-- START DATA SHOWN --
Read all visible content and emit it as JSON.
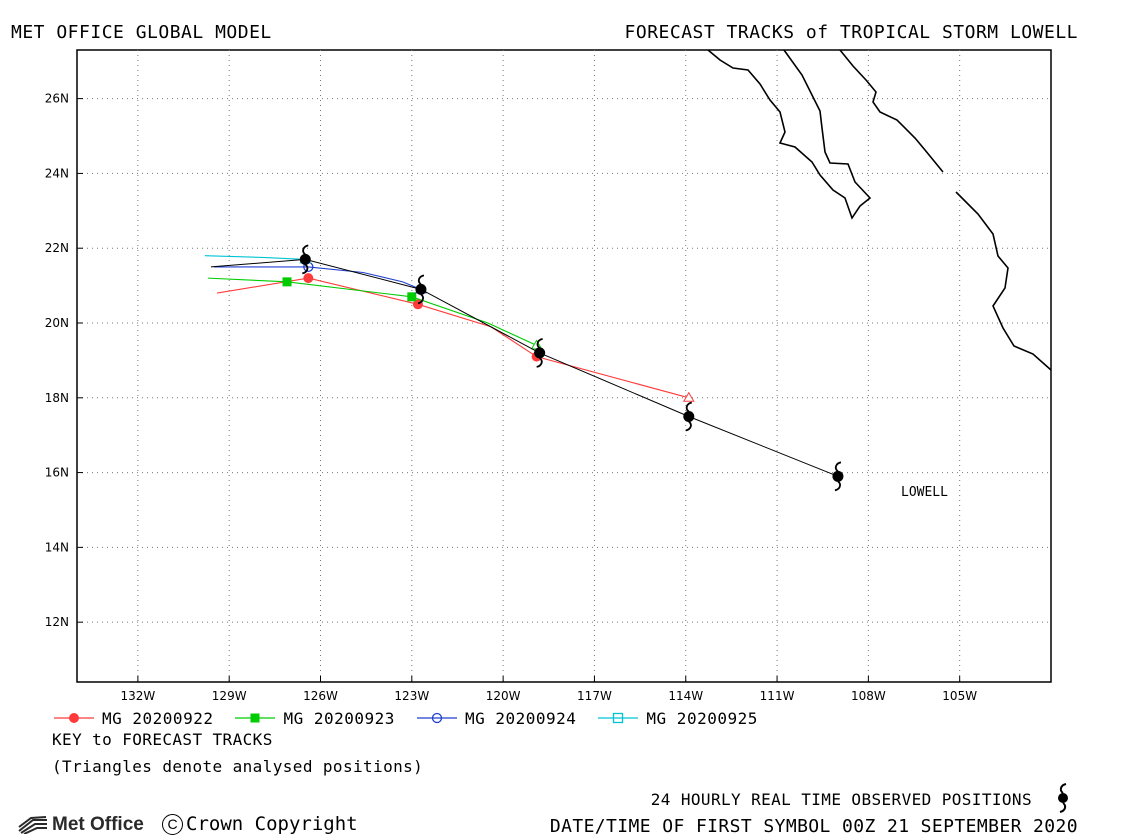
{
  "header": {
    "left": "MET OFFICE GLOBAL MODEL",
    "right": "FORECAST TRACKS of TROPICAL STORM LOWELL"
  },
  "map": {
    "lon_range": [
      -134.0,
      -102.0
    ],
    "lat_range": [
      10.4,
      27.3
    ],
    "x_ticks": [
      {
        "lon": -132,
        "label": "132W"
      },
      {
        "lon": -129,
        "label": "129W"
      },
      {
        "lon": -126,
        "label": "126W"
      },
      {
        "lon": -123,
        "label": "123W"
      },
      {
        "lon": -120,
        "label": "120W"
      },
      {
        "lon": -117,
        "label": "117W"
      },
      {
        "lon": -114,
        "label": "114W"
      },
      {
        "lon": -111,
        "label": "111W"
      },
      {
        "lon": -108,
        "label": "108W"
      },
      {
        "lon": -105,
        "label": "105W"
      }
    ],
    "y_ticks": [
      {
        "lat": 12,
        "label": "12N"
      },
      {
        "lat": 14,
        "label": "14N"
      },
      {
        "lat": 16,
        "label": "16N"
      },
      {
        "lat": 18,
        "label": "18N"
      },
      {
        "lat": 20,
        "label": "20N"
      },
      {
        "lat": 22,
        "label": "22N"
      },
      {
        "lat": 24,
        "label": "24N"
      },
      {
        "lat": 26,
        "label": "26N"
      }
    ],
    "grid": "dotted",
    "storm_label": "LOWELL",
    "observed_track": {
      "name": "Observed",
      "color": "#000000",
      "points": [
        [
          -109.0,
          15.9
        ],
        [
          -113.9,
          17.5
        ],
        [
          -118.8,
          19.2
        ],
        [
          -122.7,
          20.9
        ],
        [
          -126.5,
          21.7
        ],
        [
          -129.6,
          21.5
        ]
      ],
      "symbol_points": [
        [
          -109.0,
          15.9
        ],
        [
          -113.9,
          17.5
        ],
        [
          -118.8,
          19.2
        ],
        [
          -122.7,
          20.9
        ],
        [
          -126.5,
          21.7
        ]
      ]
    },
    "forecast_tracks": [
      {
        "name": "MG 20200922",
        "color": "#ff3b3b",
        "marker": "circle-filled",
        "analysed": [
          -113.9,
          18.0
        ],
        "points": [
          [
            -113.9,
            18.0
          ],
          [
            -118.9,
            19.1
          ],
          [
            -120.4,
            19.9
          ],
          [
            -122.8,
            20.5
          ],
          [
            -126.4,
            21.2
          ],
          [
            -129.4,
            20.8
          ]
        ],
        "markers": [
          [
            -118.9,
            19.1
          ],
          [
            -122.8,
            20.5
          ],
          [
            -126.4,
            21.2
          ]
        ]
      },
      {
        "name": "MG 20200923",
        "color": "#00cc00",
        "marker": "square-filled",
        "analysed": [
          -118.9,
          19.4
        ],
        "points": [
          [
            -118.9,
            19.4
          ],
          [
            -120.5,
            20.0
          ],
          [
            -123.0,
            20.7
          ],
          [
            -127.1,
            21.1
          ],
          [
            -129.7,
            21.2
          ]
        ],
        "markers": [
          [
            -123.0,
            20.7
          ],
          [
            -127.1,
            21.1
          ]
        ]
      },
      {
        "name": "MG 20200924",
        "color": "#1f3fd0",
        "marker": "circle-open",
        "analysed": [
          -122.7,
          20.9
        ],
        "points": [
          [
            -122.7,
            20.9
          ],
          [
            -123.3,
            21.1
          ],
          [
            -124.6,
            21.35
          ],
          [
            -126.4,
            21.5
          ],
          [
            -129.5,
            21.5
          ]
        ],
        "markers": [
          [
            -126.4,
            21.5
          ]
        ]
      },
      {
        "name": "MG 20200925",
        "color": "#00c4d4",
        "marker": "square-open",
        "analysed": [
          -126.5,
          21.7
        ],
        "points": [
          [
            -126.5,
            21.7
          ],
          [
            -127.8,
            21.75
          ],
          [
            -129.8,
            21.8
          ]
        ],
        "markers": []
      }
    ]
  },
  "legend": [
    {
      "label": "MG 20200922",
      "color": "#ff3b3b",
      "marker": "circle-filled"
    },
    {
      "label": "MG 20200923",
      "color": "#00cc00",
      "marker": "square-filled"
    },
    {
      "label": "MG 20200924",
      "color": "#1f3fd0",
      "marker": "circle-open"
    },
    {
      "label": "MG 20200925",
      "color": "#00c4d4",
      "marker": "square-open"
    }
  ],
  "footer": {
    "key_title": "KEY to FORECAST TRACKS",
    "key_note": "(Triangles denote analysed positions)",
    "observed_text": "24 HOURLY REAL TIME OBSERVED POSITIONS",
    "datetime_text": "DATE/TIME OF FIRST SYMBOL 00Z 21 SEPTEMBER 2020",
    "logo_text": "Met Office",
    "copyright_symbol": "C",
    "copyright_text": "Crown Copyright"
  }
}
-- END DATA SHOWN --
DO THIS: Pictures are excluded; repeat every record exactly.

FULL RESPONSE:
Read all visible content and emit it as JSON.
{
  "header": {
    "left": "MET OFFICE GLOBAL MODEL",
    "right": "FORECAST TRACKS of TROPICAL STORM LOWELL"
  },
  "map": {
    "lon_range": [
      -134.0,
      -102.0
    ],
    "lat_range": [
      10.4,
      27.3
    ],
    "x_ticks": [
      {
        "lon": -132,
        "label": "132W"
      },
      {
        "lon": -129,
        "label": "129W"
      },
      {
        "lon": -126,
        "label": "126W"
      },
      {
        "lon": -123,
        "label": "123W"
      },
      {
        "lon": -120,
        "label": "120W"
      },
      {
        "lon": -117,
        "label": "117W"
      },
      {
        "lon": -114,
        "label": "114W"
      },
      {
        "lon": -111,
        "label": "111W"
      },
      {
        "lon": -108,
        "label": "108W"
      },
      {
        "lon": -105,
        "label": "105W"
      }
    ],
    "y_ticks": [
      {
        "lat": 12,
        "label": "12N"
      },
      {
        "lat": 14,
        "label": "14N"
      },
      {
        "lat": 16,
        "label": "16N"
      },
      {
        "lat": 18,
        "label": "18N"
      },
      {
        "lat": 20,
        "label": "20N"
      },
      {
        "lat": 22,
        "label": "22N"
      },
      {
        "lat": 24,
        "label": "24N"
      },
      {
        "lat": 26,
        "label": "26N"
      }
    ],
    "grid": "dotted",
    "storm_label": "LOWELL",
    "observed_track": {
      "name": "Observed",
      "color": "#000000",
      "points": [
        [
          -109.0,
          15.9
        ],
        [
          -113.9,
          17.5
        ],
        [
          -118.8,
          19.2
        ],
        [
          -122.7,
          20.9
        ],
        [
          -126.5,
          21.7
        ],
        [
          -129.6,
          21.5
        ]
      ],
      "symbol_points": [
        [
          -109.0,
          15.9
        ],
        [
          -113.9,
          17.5
        ],
        [
          -118.8,
          19.2
        ],
        [
          -122.7,
          20.9
        ],
        [
          -126.5,
          21.7
        ]
      ]
    },
    "forecast_tracks": [
      {
        "name": "MG 20200922",
        "color": "#ff3b3b",
        "marker": "circle-filled",
        "analysed": [
          -113.9,
          18.0
        ],
        "points": [
          [
            -113.9,
            18.0
          ],
          [
            -118.9,
            19.1
          ],
          [
            -120.4,
            19.9
          ],
          [
            -122.8,
            20.5
          ],
          [
            -126.4,
            21.2
          ],
          [
            -129.4,
            20.8
          ]
        ],
        "markers": [
          [
            -118.9,
            19.1
          ],
          [
            -122.8,
            20.5
          ],
          [
            -126.4,
            21.2
          ]
        ]
      },
      {
        "name": "MG 20200923",
        "color": "#00cc00",
        "marker": "square-filled",
        "analysed": [
          -118.9,
          19.4
        ],
        "points": [
          [
            -118.9,
            19.4
          ],
          [
            -120.5,
            20.0
          ],
          [
            -123.0,
            20.7
          ],
          [
            -127.1,
            21.1
          ],
          [
            -129.7,
            21.2
          ]
        ],
        "markers": [
          [
            -123.0,
            20.7
          ],
          [
            -127.1,
            21.1
          ]
        ]
      },
      {
        "name": "MG 20200924",
        "color": "#1f3fd0",
        "marker": "circle-open",
        "analysed": [
          -122.7,
          20.9
        ],
        "points": [
          [
            -122.7,
            20.9
          ],
          [
            -123.3,
            21.1
          ],
          [
            -124.6,
            21.35
          ],
          [
            -126.4,
            21.5
          ],
          [
            -129.5,
            21.5
          ]
        ],
        "markers": [
          [
            -126.4,
            21.5
          ]
        ]
      },
      {
        "name": "MG 20200925",
        "color": "#00c4d4",
        "marker": "square-open",
        "analysed": [
          -126.5,
          21.7
        ],
        "points": [
          [
            -126.5,
            21.7
          ],
          [
            -127.8,
            21.75
          ],
          [
            -129.8,
            21.8
          ]
        ],
        "markers": []
      }
    ]
  },
  "legend": [
    {
      "label": "MG 20200922",
      "color": "#ff3b3b",
      "marker": "circle-filled"
    },
    {
      "label": "MG 20200923",
      "color": "#00cc00",
      "marker": "square-filled"
    },
    {
      "label": "MG 20200924",
      "color": "#1f3fd0",
      "marker": "circle-open"
    },
    {
      "label": "MG 20200925",
      "color": "#00c4d4",
      "marker": "square-open"
    }
  ],
  "footer": {
    "key_title": "KEY to FORECAST TRACKS",
    "key_note": "(Triangles denote analysed positions)",
    "observed_text": "24 HOURLY REAL TIME OBSERVED POSITIONS",
    "datetime_text": "DATE/TIME OF FIRST SYMBOL 00Z 21 SEPTEMBER 2020",
    "logo_text": "Met Office",
    "copyright_symbol": "C",
    "copyright_text": "Crown Copyright"
  }
}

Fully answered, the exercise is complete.